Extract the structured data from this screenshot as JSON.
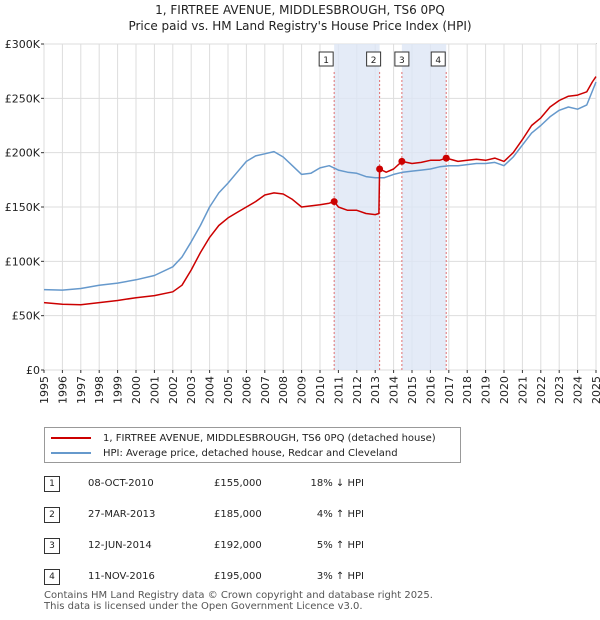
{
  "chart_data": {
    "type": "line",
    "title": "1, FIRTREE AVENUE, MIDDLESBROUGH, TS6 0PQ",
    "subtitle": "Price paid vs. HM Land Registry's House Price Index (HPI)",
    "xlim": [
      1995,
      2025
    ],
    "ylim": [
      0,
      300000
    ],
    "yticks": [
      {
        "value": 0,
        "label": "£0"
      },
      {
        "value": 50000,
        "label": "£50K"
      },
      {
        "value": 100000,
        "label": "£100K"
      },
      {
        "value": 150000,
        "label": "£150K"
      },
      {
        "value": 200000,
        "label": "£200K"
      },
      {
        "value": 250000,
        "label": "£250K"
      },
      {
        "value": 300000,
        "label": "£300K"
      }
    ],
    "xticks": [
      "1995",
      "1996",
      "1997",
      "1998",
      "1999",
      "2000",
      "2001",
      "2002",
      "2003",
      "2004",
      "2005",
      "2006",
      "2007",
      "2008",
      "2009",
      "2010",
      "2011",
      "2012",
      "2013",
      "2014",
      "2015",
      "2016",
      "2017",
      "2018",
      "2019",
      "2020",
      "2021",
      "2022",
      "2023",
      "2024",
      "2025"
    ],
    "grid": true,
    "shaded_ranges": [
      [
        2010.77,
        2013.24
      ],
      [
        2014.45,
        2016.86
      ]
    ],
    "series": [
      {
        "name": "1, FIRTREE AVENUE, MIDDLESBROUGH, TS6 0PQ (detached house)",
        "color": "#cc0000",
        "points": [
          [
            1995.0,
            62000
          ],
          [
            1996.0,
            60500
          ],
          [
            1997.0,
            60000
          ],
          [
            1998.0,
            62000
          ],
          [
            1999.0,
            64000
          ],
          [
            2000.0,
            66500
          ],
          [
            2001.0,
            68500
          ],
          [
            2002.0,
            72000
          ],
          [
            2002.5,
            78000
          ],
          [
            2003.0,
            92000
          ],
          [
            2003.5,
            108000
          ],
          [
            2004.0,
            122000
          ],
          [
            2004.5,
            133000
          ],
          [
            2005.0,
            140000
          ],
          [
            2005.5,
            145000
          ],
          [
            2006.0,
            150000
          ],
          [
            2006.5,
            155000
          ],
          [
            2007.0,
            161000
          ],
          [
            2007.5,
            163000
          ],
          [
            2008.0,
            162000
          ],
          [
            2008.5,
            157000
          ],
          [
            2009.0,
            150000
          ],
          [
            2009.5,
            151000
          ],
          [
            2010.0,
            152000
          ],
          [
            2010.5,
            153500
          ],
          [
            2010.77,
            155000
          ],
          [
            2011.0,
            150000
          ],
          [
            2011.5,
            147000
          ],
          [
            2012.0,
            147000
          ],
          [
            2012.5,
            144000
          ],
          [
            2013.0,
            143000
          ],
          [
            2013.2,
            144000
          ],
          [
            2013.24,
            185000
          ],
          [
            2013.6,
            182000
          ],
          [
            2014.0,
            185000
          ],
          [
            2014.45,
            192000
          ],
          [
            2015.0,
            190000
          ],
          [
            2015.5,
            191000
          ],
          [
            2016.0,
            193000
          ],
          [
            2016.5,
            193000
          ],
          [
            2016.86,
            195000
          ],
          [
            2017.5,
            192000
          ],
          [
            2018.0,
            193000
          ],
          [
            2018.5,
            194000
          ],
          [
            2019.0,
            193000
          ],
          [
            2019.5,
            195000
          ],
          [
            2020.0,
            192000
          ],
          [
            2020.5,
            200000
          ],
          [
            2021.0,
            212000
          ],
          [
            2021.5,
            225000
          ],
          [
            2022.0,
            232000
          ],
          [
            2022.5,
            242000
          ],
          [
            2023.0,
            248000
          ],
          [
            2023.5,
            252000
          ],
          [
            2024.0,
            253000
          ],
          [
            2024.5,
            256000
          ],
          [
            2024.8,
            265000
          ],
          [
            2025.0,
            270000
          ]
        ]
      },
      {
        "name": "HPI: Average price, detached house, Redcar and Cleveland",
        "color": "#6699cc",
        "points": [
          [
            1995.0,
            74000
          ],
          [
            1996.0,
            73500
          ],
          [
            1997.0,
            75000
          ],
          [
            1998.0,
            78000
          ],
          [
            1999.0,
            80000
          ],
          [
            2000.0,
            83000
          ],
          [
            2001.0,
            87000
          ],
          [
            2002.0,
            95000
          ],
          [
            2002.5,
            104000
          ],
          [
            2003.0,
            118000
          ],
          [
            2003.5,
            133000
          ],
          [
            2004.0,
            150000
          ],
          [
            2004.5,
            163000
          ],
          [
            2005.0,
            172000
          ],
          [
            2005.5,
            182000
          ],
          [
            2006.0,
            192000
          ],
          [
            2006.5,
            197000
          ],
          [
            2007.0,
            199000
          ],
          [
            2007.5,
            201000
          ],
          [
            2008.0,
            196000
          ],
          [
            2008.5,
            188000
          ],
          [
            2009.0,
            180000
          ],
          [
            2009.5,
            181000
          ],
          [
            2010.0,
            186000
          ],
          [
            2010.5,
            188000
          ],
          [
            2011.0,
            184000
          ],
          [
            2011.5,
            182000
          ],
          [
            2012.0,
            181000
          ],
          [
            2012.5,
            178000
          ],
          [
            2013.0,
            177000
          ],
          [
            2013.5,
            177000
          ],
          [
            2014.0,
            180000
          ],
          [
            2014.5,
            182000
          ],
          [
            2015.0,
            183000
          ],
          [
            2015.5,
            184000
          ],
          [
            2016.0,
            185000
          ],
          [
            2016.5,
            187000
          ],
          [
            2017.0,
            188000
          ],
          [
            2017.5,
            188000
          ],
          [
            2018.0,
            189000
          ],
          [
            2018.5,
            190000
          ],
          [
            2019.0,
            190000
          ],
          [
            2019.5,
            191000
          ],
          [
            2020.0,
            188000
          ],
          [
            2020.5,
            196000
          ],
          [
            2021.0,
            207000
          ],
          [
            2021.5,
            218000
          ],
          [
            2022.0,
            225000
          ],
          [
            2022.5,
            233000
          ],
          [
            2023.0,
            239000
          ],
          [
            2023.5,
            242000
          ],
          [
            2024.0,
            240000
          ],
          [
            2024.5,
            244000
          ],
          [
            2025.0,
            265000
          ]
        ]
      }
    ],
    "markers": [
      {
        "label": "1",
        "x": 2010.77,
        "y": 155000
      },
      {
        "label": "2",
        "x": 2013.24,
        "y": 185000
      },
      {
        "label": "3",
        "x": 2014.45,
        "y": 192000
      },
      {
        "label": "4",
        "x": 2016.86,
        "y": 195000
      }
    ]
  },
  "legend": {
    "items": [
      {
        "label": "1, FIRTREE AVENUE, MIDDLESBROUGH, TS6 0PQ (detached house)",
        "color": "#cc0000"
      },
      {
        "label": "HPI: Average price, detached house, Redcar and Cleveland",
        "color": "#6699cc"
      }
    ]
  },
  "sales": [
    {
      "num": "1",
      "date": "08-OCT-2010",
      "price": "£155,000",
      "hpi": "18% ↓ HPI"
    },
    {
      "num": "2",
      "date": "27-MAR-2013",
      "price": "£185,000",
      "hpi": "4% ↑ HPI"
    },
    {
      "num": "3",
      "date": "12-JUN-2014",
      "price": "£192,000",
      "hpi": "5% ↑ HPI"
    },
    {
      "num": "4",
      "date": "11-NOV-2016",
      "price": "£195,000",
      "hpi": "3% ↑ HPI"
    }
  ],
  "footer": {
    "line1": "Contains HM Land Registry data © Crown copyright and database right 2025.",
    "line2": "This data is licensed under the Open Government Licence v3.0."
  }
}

══════════════════════════════

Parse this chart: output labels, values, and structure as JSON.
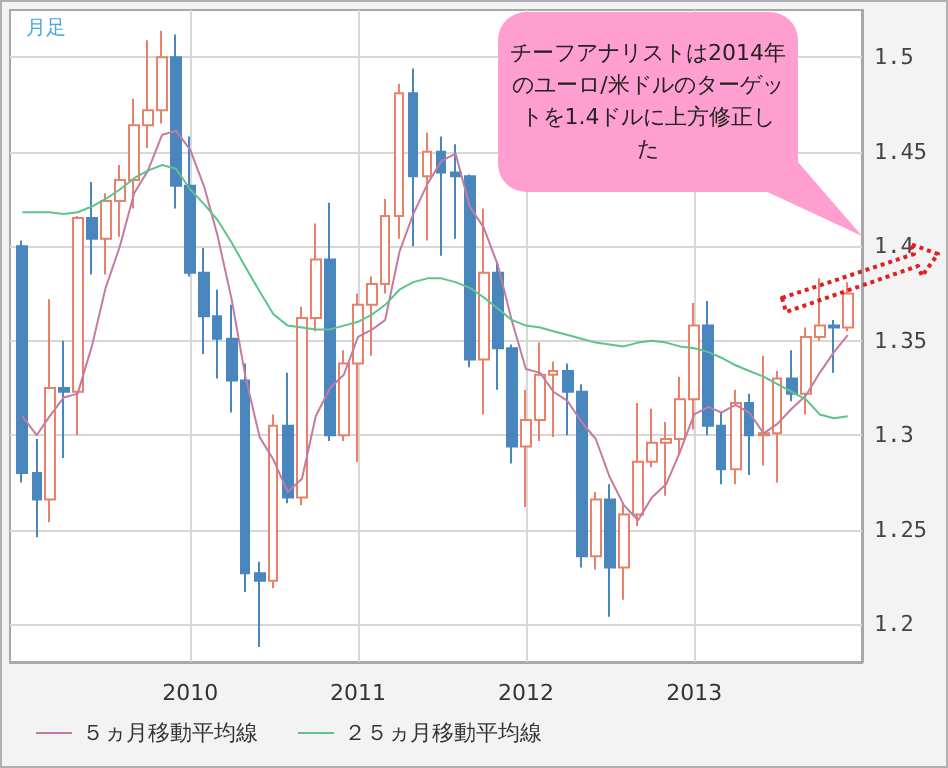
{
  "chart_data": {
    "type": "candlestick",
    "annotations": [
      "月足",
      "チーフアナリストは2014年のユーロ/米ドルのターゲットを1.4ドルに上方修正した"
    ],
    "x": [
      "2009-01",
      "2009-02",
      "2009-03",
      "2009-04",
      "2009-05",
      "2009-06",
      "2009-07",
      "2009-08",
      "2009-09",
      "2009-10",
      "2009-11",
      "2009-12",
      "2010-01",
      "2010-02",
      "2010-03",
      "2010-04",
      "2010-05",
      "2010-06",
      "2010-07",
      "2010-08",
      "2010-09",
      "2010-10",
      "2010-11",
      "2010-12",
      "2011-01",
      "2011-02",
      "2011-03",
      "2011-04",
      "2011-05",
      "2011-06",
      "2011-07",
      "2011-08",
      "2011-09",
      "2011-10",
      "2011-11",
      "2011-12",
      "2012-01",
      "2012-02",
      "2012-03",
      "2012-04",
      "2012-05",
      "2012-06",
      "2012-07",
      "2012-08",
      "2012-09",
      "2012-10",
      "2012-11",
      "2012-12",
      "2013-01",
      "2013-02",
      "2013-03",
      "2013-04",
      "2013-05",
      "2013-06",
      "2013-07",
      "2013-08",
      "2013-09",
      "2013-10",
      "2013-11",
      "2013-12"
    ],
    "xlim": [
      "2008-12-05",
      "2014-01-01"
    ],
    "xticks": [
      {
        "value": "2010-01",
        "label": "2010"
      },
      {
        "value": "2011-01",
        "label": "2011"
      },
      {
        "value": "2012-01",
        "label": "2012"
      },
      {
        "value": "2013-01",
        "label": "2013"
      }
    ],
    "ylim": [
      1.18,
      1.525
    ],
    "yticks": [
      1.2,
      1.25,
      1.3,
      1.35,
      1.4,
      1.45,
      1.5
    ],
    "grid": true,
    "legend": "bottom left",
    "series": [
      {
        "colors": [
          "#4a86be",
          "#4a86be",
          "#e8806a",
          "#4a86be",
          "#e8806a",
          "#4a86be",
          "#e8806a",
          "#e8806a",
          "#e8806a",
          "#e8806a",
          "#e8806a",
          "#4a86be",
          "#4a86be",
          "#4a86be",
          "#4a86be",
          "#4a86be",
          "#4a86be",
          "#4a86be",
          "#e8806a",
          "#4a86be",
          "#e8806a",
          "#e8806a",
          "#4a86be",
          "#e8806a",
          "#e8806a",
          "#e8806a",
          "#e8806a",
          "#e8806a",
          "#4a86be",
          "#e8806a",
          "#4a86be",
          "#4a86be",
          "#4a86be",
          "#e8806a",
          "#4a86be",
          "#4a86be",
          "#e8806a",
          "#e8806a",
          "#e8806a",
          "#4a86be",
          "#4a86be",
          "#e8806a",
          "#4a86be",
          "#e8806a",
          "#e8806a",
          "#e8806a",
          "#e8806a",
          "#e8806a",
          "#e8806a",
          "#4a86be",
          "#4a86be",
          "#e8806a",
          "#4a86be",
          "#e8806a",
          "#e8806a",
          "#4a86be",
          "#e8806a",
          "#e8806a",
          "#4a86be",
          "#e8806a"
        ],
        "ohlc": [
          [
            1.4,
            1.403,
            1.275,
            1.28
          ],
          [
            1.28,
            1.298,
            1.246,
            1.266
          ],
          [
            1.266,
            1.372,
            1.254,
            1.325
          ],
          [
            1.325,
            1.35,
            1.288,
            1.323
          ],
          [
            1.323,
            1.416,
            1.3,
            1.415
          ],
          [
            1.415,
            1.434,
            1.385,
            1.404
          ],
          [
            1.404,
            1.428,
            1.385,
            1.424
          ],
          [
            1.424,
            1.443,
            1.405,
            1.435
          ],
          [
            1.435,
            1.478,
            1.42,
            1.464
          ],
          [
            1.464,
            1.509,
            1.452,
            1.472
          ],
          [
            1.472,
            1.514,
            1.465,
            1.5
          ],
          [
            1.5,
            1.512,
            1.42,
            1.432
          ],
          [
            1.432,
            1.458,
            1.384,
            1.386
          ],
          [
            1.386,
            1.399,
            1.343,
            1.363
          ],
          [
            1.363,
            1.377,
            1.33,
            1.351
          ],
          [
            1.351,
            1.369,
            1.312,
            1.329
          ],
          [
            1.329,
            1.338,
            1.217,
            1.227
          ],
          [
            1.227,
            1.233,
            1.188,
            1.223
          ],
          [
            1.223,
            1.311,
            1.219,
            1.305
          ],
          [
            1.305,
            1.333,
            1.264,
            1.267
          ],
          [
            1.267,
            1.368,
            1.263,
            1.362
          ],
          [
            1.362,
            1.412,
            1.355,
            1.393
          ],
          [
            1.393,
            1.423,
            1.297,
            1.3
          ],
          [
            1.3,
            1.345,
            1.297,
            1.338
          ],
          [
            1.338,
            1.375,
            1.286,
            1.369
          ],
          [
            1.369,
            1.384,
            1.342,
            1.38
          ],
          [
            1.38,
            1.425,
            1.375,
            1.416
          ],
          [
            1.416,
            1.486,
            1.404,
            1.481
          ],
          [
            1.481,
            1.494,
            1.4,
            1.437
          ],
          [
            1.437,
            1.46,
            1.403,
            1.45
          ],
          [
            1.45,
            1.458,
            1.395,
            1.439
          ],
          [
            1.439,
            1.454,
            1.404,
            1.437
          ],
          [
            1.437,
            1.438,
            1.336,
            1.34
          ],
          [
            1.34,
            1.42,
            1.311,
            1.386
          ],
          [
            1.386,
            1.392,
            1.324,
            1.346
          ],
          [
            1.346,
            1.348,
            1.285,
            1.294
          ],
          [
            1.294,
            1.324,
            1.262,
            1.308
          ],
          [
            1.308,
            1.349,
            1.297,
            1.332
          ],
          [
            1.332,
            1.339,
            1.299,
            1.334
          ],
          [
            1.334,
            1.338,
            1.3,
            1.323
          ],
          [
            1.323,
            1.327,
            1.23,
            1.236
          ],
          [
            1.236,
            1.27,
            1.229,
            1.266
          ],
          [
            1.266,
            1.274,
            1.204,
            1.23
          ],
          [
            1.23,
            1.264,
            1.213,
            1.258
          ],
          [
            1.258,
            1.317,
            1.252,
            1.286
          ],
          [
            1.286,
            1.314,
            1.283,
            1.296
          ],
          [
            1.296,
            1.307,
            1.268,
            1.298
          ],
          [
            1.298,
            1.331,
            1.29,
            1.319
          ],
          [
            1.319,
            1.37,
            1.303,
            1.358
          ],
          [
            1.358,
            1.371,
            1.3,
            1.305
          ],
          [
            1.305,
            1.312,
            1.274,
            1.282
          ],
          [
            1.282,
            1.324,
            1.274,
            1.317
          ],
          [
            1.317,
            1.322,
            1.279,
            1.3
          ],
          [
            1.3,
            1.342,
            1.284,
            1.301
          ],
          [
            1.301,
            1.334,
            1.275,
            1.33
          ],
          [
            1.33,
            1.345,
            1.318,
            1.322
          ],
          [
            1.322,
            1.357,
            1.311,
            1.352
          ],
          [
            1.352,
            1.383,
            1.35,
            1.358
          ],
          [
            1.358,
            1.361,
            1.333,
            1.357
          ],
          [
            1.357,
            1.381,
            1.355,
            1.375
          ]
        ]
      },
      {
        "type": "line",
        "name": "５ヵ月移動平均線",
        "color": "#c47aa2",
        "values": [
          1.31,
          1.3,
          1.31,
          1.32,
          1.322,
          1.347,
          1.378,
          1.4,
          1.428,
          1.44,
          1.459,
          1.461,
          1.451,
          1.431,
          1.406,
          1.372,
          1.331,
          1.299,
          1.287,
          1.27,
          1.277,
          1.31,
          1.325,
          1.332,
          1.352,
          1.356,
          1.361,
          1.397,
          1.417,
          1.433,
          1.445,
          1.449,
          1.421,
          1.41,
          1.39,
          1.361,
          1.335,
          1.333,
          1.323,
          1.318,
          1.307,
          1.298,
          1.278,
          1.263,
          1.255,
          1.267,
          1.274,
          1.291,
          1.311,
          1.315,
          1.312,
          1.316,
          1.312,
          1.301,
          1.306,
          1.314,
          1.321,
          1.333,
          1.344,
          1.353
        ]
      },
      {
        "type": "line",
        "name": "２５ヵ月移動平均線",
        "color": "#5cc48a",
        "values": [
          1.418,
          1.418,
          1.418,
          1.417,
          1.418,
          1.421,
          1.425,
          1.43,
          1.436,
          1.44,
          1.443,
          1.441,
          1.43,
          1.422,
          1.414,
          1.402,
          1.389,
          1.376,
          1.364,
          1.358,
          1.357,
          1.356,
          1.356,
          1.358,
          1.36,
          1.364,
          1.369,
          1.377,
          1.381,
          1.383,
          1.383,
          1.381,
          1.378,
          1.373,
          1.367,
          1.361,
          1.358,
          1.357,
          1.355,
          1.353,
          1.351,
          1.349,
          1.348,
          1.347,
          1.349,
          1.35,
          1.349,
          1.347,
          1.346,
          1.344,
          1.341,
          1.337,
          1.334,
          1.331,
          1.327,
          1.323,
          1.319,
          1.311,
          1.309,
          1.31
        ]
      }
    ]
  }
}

══════════════════════════════

#### [Your task]
Using the records above, find and show each line with the string "Average".

#### [Full answer]
        "name": "HPI: Average price, detached house, Redcar and Cleveland",
        "label": "HPI: Average price, detached house, Redcar and Cleveland",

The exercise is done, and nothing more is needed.